(Extracted records)
- - -

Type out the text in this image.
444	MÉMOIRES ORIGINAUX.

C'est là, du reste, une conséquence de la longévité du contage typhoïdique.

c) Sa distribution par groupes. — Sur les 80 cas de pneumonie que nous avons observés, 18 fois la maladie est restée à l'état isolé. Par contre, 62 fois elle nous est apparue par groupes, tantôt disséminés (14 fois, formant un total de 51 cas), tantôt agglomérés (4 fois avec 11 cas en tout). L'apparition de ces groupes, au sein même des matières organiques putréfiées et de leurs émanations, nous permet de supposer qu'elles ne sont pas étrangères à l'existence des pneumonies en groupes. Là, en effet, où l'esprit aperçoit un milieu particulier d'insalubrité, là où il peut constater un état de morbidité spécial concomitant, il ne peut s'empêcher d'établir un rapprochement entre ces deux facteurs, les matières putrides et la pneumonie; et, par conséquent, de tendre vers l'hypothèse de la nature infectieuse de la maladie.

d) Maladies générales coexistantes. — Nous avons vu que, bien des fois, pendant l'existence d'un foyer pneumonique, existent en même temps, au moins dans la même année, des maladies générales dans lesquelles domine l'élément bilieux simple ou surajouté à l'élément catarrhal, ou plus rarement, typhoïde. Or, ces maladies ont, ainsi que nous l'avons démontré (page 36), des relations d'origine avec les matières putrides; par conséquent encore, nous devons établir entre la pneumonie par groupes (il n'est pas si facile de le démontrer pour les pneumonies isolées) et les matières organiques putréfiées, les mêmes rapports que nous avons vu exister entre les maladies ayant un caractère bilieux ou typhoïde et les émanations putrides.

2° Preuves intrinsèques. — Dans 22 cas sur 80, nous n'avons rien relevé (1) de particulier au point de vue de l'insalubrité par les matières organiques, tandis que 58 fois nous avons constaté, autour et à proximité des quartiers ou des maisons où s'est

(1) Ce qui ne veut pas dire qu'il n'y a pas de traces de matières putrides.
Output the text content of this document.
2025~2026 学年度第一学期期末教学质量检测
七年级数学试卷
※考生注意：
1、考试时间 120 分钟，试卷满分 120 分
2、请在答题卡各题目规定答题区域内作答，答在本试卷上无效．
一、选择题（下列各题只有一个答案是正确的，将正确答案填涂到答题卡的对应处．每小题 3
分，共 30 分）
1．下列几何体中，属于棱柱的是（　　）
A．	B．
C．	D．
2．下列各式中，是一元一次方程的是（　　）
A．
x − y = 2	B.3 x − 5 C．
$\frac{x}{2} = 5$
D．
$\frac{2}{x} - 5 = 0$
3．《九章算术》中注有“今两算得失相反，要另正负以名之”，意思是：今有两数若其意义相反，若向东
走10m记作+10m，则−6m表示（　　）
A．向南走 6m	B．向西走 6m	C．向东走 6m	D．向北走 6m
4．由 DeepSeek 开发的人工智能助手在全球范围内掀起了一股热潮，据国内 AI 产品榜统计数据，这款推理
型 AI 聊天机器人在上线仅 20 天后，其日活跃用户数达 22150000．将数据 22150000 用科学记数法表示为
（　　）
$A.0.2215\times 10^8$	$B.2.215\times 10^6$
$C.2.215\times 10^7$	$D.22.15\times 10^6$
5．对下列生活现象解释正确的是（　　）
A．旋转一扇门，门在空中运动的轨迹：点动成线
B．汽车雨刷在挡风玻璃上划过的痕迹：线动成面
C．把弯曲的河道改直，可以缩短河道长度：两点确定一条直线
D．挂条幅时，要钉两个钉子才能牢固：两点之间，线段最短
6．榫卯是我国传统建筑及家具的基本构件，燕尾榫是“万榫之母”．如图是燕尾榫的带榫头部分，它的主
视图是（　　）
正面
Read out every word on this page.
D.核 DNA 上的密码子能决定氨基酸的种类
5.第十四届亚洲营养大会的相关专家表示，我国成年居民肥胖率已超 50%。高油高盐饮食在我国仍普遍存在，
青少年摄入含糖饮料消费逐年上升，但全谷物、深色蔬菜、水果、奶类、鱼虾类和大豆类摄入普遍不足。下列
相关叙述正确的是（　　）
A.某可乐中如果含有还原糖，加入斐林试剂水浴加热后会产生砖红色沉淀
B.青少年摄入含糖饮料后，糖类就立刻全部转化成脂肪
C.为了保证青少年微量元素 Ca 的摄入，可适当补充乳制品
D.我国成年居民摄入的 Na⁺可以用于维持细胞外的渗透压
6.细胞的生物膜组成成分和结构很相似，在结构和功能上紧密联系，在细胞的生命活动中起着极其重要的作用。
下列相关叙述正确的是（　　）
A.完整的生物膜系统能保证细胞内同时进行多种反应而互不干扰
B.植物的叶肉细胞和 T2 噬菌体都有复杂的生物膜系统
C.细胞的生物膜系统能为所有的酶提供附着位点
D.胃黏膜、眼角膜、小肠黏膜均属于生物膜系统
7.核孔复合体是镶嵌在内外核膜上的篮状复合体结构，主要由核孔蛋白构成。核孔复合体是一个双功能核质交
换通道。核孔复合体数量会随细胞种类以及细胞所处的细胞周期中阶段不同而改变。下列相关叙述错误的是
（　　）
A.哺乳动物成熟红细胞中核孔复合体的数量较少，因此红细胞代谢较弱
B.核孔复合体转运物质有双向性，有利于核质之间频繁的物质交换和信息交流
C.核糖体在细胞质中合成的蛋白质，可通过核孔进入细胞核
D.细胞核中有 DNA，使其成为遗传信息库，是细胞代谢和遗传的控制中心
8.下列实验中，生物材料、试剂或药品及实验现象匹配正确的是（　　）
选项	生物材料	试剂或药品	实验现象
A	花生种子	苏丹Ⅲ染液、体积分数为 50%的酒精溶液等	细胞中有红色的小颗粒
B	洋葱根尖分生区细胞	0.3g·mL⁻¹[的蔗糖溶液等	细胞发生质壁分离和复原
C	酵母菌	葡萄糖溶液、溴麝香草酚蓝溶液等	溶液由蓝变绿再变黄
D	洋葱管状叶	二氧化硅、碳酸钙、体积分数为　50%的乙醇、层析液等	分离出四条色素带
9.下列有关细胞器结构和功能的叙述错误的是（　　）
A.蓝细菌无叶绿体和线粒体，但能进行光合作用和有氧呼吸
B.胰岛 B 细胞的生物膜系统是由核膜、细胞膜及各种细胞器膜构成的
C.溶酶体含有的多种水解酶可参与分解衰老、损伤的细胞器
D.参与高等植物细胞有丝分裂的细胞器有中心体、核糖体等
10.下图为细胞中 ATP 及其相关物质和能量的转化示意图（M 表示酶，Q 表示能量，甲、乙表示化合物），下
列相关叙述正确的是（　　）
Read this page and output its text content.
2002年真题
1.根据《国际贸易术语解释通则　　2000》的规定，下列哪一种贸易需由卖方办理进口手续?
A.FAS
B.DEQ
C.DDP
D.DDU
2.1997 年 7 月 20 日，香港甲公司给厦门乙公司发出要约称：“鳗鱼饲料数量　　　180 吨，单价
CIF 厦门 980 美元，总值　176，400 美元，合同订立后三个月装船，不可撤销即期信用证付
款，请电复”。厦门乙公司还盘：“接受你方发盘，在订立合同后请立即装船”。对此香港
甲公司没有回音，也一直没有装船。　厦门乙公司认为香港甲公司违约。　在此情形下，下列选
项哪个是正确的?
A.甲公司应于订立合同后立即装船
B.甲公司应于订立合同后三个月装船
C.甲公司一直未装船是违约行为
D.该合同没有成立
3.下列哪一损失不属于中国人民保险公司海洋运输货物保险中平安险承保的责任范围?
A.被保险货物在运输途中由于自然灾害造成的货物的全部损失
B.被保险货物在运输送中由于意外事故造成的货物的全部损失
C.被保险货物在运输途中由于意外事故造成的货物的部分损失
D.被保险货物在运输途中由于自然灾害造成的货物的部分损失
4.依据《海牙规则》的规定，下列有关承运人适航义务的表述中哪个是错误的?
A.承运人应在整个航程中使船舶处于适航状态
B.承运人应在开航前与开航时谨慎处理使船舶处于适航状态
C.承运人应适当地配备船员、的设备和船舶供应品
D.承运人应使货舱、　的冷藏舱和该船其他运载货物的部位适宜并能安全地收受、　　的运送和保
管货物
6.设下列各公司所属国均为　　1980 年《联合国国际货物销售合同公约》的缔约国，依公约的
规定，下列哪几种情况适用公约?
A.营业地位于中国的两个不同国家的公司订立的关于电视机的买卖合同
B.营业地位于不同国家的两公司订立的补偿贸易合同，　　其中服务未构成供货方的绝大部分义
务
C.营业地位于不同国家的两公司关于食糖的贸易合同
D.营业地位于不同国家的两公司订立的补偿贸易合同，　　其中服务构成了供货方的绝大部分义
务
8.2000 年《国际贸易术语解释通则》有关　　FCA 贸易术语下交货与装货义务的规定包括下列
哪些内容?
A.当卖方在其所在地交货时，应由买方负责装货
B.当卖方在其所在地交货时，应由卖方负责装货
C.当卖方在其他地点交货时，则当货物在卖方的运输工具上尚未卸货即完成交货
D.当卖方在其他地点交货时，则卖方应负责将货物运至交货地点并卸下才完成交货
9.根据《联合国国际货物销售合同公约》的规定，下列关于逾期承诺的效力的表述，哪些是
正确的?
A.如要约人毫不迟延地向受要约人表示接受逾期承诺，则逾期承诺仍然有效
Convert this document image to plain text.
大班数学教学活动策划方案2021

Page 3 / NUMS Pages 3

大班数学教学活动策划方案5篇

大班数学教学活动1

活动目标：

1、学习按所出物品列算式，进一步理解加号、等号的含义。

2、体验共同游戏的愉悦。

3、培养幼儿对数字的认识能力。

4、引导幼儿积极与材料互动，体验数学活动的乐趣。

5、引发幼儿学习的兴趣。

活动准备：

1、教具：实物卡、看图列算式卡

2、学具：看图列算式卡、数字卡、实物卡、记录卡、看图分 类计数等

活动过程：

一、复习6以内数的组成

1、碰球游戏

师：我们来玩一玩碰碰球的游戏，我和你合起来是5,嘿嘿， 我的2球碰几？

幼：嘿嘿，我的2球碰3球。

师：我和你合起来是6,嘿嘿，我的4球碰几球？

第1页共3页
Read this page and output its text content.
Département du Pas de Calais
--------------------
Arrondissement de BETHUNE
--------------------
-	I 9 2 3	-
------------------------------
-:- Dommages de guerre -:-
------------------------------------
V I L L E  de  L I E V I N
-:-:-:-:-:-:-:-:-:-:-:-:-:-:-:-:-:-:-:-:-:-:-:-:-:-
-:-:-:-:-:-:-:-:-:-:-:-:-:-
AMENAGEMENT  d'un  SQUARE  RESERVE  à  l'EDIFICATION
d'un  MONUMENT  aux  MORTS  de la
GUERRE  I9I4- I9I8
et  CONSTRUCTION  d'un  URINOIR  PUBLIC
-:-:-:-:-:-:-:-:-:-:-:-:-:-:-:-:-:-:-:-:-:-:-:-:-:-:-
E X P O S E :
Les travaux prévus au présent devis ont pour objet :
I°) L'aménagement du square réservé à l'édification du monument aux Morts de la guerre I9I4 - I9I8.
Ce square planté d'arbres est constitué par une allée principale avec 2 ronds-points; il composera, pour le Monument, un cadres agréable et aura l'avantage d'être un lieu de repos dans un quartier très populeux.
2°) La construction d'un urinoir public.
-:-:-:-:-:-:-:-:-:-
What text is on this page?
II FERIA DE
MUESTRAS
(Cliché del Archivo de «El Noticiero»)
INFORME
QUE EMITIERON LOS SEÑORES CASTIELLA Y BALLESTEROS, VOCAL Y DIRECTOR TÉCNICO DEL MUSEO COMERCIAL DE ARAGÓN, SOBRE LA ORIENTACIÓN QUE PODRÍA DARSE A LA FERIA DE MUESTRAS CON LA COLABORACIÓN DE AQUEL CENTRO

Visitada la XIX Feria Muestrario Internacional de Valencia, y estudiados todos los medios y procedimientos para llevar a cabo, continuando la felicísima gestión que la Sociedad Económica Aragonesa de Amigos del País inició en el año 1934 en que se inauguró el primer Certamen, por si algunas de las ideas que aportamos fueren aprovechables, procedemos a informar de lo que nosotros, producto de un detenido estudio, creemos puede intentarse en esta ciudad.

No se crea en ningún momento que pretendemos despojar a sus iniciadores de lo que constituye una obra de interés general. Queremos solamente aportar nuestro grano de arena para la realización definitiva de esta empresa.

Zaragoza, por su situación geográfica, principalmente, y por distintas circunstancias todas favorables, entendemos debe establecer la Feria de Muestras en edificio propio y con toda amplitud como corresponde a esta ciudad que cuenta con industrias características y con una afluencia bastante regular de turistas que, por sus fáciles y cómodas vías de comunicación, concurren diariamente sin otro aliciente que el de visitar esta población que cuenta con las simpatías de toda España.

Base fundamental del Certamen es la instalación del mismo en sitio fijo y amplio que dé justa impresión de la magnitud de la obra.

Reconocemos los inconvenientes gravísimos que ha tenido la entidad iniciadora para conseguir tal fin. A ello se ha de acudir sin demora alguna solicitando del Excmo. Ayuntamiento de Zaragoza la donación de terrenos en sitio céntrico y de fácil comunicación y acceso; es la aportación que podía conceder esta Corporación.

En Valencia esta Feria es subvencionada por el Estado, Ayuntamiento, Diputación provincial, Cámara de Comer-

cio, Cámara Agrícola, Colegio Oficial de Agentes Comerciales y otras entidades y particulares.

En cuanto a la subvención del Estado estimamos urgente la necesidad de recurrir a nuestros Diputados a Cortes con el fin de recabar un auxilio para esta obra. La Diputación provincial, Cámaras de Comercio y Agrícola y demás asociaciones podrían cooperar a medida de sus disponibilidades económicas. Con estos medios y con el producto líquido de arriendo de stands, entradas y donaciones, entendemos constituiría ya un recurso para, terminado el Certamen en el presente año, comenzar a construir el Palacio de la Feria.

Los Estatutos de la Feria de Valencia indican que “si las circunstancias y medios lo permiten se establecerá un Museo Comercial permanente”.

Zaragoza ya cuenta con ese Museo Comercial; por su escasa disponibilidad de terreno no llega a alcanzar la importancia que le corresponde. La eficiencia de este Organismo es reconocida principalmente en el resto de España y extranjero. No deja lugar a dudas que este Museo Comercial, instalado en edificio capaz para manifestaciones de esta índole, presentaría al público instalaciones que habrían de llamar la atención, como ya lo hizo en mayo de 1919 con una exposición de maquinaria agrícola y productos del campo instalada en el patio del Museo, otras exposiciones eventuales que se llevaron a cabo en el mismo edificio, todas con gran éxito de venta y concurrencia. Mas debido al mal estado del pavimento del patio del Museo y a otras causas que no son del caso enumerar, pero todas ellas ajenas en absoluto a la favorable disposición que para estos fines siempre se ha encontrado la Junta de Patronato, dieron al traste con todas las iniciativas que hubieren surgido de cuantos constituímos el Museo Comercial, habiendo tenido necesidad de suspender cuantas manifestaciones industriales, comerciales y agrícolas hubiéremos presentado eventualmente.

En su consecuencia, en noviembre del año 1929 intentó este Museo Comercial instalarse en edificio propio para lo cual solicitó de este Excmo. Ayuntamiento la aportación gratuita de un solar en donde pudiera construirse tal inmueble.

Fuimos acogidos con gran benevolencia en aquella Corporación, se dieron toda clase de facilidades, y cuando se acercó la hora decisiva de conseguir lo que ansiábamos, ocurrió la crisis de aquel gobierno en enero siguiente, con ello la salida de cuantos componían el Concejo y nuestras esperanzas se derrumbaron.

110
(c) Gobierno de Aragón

- - -

Requirement: Write out every line of the preceding listing that contains "国际贸易术语解释通则".

Output of the task:
1.根据《国际贸易术语解释通则　　2000》的规定，下列哪一种贸易需由卖方办理进口手续?
8.2000 年《国际贸易术语解释通则》有关　　FCA 贸易术语下交货与装货义务的规定包括下列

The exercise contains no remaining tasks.